■ Instructions for the task:
Return all lines from the listing below in which the string "condition" occurs.

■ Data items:
--*--

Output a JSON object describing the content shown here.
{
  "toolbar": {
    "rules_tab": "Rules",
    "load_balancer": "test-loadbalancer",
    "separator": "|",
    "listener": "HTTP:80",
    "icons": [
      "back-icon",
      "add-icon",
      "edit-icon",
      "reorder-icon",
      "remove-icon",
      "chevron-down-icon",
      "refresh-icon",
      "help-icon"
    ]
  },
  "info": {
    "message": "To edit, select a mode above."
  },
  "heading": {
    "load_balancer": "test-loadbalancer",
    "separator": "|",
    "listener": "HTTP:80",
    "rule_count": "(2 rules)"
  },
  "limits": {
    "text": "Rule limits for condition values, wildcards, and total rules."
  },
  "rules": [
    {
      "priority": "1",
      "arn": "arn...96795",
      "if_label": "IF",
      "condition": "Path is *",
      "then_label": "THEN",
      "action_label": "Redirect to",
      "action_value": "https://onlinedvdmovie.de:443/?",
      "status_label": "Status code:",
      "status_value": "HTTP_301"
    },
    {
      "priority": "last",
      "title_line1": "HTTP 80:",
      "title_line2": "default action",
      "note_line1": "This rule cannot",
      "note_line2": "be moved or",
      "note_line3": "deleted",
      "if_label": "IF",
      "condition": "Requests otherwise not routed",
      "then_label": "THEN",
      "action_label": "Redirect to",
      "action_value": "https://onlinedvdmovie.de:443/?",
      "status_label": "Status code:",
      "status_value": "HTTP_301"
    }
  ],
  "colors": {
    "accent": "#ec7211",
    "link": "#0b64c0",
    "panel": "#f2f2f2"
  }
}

--*--

■ Result:
    "text": "Rule limits for condition values, wildcards, and total rules."
      "condition": "Path is *",
      "condition": "Requests otherwise not routed",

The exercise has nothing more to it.